> [Dataset rows]:
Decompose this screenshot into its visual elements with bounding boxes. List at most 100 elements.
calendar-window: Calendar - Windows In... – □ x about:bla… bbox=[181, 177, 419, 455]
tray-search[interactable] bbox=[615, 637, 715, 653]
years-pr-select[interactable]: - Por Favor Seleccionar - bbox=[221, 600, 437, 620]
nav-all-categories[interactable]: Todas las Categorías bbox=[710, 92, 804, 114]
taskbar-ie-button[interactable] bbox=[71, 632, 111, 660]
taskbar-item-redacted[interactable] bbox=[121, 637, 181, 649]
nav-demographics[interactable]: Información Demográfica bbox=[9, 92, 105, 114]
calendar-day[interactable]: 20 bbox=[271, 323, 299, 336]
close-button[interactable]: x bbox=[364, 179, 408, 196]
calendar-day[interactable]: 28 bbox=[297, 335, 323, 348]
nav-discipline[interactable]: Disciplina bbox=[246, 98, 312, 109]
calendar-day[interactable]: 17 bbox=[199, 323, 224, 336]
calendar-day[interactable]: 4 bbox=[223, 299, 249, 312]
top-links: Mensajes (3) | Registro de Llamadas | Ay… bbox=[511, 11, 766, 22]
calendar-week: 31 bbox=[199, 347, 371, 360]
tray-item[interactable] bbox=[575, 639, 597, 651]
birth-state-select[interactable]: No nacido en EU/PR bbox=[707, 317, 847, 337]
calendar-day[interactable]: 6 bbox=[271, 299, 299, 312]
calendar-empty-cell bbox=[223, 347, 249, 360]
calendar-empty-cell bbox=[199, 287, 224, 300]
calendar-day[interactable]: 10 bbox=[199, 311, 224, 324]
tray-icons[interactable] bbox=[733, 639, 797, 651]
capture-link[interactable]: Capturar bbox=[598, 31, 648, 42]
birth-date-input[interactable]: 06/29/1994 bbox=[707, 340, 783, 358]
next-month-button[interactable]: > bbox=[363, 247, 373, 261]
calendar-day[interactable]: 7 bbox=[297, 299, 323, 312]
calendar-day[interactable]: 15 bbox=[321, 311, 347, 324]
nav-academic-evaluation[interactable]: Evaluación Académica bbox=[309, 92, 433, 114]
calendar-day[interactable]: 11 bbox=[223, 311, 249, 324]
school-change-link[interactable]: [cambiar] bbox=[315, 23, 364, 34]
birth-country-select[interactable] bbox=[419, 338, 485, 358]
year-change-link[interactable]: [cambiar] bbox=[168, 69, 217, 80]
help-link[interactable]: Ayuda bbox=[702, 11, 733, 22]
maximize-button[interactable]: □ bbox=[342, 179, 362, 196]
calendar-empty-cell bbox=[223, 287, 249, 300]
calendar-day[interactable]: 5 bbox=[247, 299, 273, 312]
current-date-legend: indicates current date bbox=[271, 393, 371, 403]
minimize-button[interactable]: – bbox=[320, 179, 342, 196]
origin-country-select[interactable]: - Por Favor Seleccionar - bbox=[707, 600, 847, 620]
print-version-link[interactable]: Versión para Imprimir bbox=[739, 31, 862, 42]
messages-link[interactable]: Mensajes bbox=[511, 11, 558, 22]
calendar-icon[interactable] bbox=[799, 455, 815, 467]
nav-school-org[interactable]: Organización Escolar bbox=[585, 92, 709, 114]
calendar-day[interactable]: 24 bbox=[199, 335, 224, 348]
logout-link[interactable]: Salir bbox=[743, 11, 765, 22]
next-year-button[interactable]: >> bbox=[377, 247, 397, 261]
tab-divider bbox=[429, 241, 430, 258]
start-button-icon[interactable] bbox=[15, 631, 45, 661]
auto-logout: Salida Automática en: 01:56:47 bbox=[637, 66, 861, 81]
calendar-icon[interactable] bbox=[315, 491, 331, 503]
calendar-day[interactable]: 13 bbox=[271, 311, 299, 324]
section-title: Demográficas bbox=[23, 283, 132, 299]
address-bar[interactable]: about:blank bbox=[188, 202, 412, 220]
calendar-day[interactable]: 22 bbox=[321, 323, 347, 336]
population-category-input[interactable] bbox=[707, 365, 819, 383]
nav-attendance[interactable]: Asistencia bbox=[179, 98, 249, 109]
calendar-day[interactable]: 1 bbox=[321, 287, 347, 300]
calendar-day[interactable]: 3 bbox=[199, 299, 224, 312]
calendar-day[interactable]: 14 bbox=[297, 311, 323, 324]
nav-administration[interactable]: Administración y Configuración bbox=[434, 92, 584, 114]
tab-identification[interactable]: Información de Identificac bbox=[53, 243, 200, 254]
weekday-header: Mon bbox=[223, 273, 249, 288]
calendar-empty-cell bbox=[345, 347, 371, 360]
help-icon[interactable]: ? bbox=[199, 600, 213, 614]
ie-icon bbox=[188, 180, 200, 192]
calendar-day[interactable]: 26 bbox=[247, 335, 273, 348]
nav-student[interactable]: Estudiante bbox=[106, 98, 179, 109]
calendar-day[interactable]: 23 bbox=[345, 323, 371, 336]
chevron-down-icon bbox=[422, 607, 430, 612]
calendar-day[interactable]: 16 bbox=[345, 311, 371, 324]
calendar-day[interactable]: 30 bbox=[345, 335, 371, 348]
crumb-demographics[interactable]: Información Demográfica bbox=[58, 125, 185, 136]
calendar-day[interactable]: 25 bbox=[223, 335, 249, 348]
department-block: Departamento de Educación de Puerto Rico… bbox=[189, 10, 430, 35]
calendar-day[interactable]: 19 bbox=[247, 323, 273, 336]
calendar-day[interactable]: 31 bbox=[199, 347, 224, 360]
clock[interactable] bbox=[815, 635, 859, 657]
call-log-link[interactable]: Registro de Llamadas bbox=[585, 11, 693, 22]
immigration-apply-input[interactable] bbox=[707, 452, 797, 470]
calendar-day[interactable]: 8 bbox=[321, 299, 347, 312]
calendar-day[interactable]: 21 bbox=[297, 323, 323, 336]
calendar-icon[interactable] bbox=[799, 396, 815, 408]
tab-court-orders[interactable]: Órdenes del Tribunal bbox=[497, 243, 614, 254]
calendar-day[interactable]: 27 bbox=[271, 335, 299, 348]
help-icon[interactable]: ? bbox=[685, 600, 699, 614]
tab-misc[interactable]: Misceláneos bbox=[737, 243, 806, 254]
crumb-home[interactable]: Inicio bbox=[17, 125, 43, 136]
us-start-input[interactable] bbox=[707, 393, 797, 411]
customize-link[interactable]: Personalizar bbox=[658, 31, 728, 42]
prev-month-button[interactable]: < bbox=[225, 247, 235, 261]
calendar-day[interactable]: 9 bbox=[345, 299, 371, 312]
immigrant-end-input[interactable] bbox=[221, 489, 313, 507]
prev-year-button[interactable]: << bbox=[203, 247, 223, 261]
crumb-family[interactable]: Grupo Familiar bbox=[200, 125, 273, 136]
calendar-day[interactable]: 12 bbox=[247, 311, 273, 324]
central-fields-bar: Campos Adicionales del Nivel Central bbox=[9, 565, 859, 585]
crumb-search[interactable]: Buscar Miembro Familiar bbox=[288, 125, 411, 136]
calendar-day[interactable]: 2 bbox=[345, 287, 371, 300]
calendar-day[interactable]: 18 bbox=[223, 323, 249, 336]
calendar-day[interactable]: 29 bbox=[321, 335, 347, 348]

> [What is expected]: Rewrite the records above, putting "calendar-date" in place of every "calendar-day" and leaving everything else unchanged.

> [Solved problem]:
Decompose this screenshot into its visual elements with bounding boxes. List at most 100 elements.
calendar-window: Calendar - Windows In... – □ x about:bla… bbox=[181, 177, 419, 455]
tray-search[interactable] bbox=[615, 637, 715, 653]
years-pr-select[interactable]: - Por Favor Seleccionar - bbox=[221, 600, 437, 620]
nav-all-categories[interactable]: Todas las Categorías bbox=[710, 92, 804, 114]
taskbar-ie-button[interactable] bbox=[71, 632, 111, 660]
taskbar-item-redacted[interactable] bbox=[121, 637, 181, 649]
nav-demographics[interactable]: Información Demográfica bbox=[9, 92, 105, 114]
calendar-date[interactable]: 20 bbox=[271, 323, 299, 336]
close-button[interactable]: x bbox=[364, 179, 408, 196]
calendar-date[interactable]: 28 bbox=[297, 335, 323, 348]
nav-discipline[interactable]: Disciplina bbox=[246, 98, 312, 109]
calendar-date[interactable]: 17 bbox=[199, 323, 224, 336]
calendar-date[interactable]: 4 bbox=[223, 299, 249, 312]
top-links: Mensajes (3) | Registro de Llamadas | Ay… bbox=[511, 11, 766, 22]
calendar-week: 31 bbox=[199, 347, 371, 360]
tray-item[interactable] bbox=[575, 639, 597, 651]
birth-state-select[interactable]: No nacido en EU/PR bbox=[707, 317, 847, 337]
calendar-date[interactable]: 6 bbox=[271, 299, 299, 312]
calendar-empty-cell bbox=[223, 347, 249, 360]
calendar-empty-cell bbox=[199, 287, 224, 300]
calendar-date[interactable]: 10 bbox=[199, 311, 224, 324]
tray-icons[interactable] bbox=[733, 639, 797, 651]
capture-link[interactable]: Capturar bbox=[598, 31, 648, 42]
birth-date-input[interactable]: 06/29/1994 bbox=[707, 340, 783, 358]
next-month-button[interactable]: > bbox=[363, 247, 373, 261]
calendar-date[interactable]: 7 bbox=[297, 299, 323, 312]
calendar-date[interactable]: 15 bbox=[321, 311, 347, 324]
nav-academic-evaluation[interactable]: Evaluación Académica bbox=[309, 92, 433, 114]
calendar-date[interactable]: 11 bbox=[223, 311, 249, 324]
school-change-link[interactable]: [cambiar] bbox=[315, 23, 364, 34]
birth-country-select[interactable] bbox=[419, 338, 485, 358]
year-change-link[interactable]: [cambiar] bbox=[168, 69, 217, 80]
help-link[interactable]: Ayuda bbox=[702, 11, 733, 22]
maximize-button[interactable]: □ bbox=[342, 179, 362, 196]
calendar-empty-cell bbox=[223, 287, 249, 300]
calendar-date[interactable]: 5 bbox=[247, 299, 273, 312]
current-date-legend: indicates current date bbox=[271, 393, 371, 403]
minimize-button[interactable]: – bbox=[320, 179, 342, 196]
origin-country-select[interactable]: - Por Favor Seleccionar - bbox=[707, 600, 847, 620]
print-version-link[interactable]: Versión para Imprimir bbox=[739, 31, 862, 42]
messages-link[interactable]: Mensajes bbox=[511, 11, 558, 22]
calendar-icon[interactable] bbox=[799, 455, 815, 467]
nav-school-org[interactable]: Organización Escolar bbox=[585, 92, 709, 114]
calendar-date[interactable]: 24 bbox=[199, 335, 224, 348]
logout-link[interactable]: Salir bbox=[743, 11, 765, 22]
next-year-button[interactable]: >> bbox=[377, 247, 397, 261]
tab-divider bbox=[429, 241, 430, 258]
start-button-icon[interactable] bbox=[15, 631, 45, 661]
auto-logout: Salida Automática en: 01:56:47 bbox=[637, 66, 861, 81]
calendar-icon[interactable] bbox=[315, 491, 331, 503]
calendar-date[interactable]: 13 bbox=[271, 311, 299, 324]
section-title: Demográficas bbox=[23, 283, 132, 299]
address-bar[interactable]: about:blank bbox=[188, 202, 412, 220]
calendar-date[interactable]: 22 bbox=[321, 323, 347, 336]
population-category-input[interactable] bbox=[707, 365, 819, 383]
nav-attendance[interactable]: Asistencia bbox=[179, 98, 249, 109]
calendar-date[interactable]: 1 bbox=[321, 287, 347, 300]
calendar-date[interactable]: 3 bbox=[199, 299, 224, 312]
calendar-date[interactable]: 14 bbox=[297, 311, 323, 324]
nav-administration[interactable]: Administración y Configuración bbox=[434, 92, 584, 114]
tab-identification[interactable]: Información de Identificac bbox=[53, 243, 200, 254]
weekday-header: Mon bbox=[223, 273, 249, 288]
calendar-empty-cell bbox=[345, 347, 371, 360]
help-icon[interactable]: ? bbox=[199, 600, 213, 614]
ie-icon bbox=[188, 180, 200, 192]
calendar-date[interactable]: 26 bbox=[247, 335, 273, 348]
nav-student[interactable]: Estudiante bbox=[106, 98, 179, 109]
calendar-date[interactable]: 23 bbox=[345, 323, 371, 336]
chevron-down-icon bbox=[422, 607, 430, 612]
calendar-date[interactable]: 16 bbox=[345, 311, 371, 324]
calendar-date[interactable]: 30 bbox=[345, 335, 371, 348]
crumb-demographics[interactable]: Información Demográfica bbox=[58, 125, 185, 136]
calendar-date[interactable]: 25 bbox=[223, 335, 249, 348]
department-block: Departamento de Educación de Puerto Rico… bbox=[189, 10, 430, 35]
calendar-date[interactable]: 19 bbox=[247, 323, 273, 336]
calendar-date[interactable]: 31 bbox=[199, 347, 224, 360]
clock[interactable] bbox=[815, 635, 859, 657]
call-log-link[interactable]: Registro de Llamadas bbox=[585, 11, 693, 22]
immigration-apply-input[interactable] bbox=[707, 452, 797, 470]
calendar-date[interactable]: 8 bbox=[321, 299, 347, 312]
calendar-date[interactable]: 21 bbox=[297, 323, 323, 336]
calendar-icon[interactable] bbox=[799, 396, 815, 408]
tab-court-orders[interactable]: Órdenes del Tribunal bbox=[497, 243, 614, 254]
calendar-date[interactable]: 27 bbox=[271, 335, 299, 348]
help-icon[interactable]: ? bbox=[685, 600, 699, 614]
tab-misc[interactable]: Misceláneos bbox=[737, 243, 806, 254]
crumb-home[interactable]: Inicio bbox=[17, 125, 43, 136]
us-start-input[interactable] bbox=[707, 393, 797, 411]
customize-link[interactable]: Personalizar bbox=[658, 31, 728, 42]
prev-month-button[interactable]: < bbox=[225, 247, 235, 261]
calendar-date[interactable]: 9 bbox=[345, 299, 371, 312]
immigrant-end-input[interactable] bbox=[221, 489, 313, 507]
prev-year-button[interactable]: << bbox=[203, 247, 223, 261]
crumb-family[interactable]: Grupo Familiar bbox=[200, 125, 273, 136]
calendar-date[interactable]: 12 bbox=[247, 311, 273, 324]
central-fields-bar: Campos Adicionales del Nivel Central bbox=[9, 565, 859, 585]
crumb-search[interactable]: Buscar Miembro Familiar bbox=[288, 125, 411, 136]
calendar-date[interactable]: 2 bbox=[345, 287, 371, 300]
calendar-date[interactable]: 18 bbox=[223, 323, 249, 336]
calendar-date[interactable]: 29 bbox=[321, 335, 347, 348]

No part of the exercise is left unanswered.